What you should do - Count every line of the listing where the string "spinner" occurs, and reply with the count alone.

Extracted entries -

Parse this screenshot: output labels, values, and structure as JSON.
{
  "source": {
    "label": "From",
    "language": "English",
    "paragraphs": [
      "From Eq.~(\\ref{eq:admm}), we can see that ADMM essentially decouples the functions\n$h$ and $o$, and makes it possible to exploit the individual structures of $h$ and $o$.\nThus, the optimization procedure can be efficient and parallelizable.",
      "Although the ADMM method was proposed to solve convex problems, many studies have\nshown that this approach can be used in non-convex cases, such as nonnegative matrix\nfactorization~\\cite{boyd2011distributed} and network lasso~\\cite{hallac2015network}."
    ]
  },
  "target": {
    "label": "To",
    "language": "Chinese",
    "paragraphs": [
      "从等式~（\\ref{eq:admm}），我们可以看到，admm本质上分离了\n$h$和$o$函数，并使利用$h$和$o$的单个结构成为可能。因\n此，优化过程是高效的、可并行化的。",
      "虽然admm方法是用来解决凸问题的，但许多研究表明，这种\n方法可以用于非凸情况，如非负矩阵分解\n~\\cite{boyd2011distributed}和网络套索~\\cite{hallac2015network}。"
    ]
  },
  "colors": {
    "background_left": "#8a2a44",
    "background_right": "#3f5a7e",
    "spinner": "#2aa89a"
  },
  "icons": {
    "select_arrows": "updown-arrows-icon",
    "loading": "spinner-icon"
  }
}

The reply - 2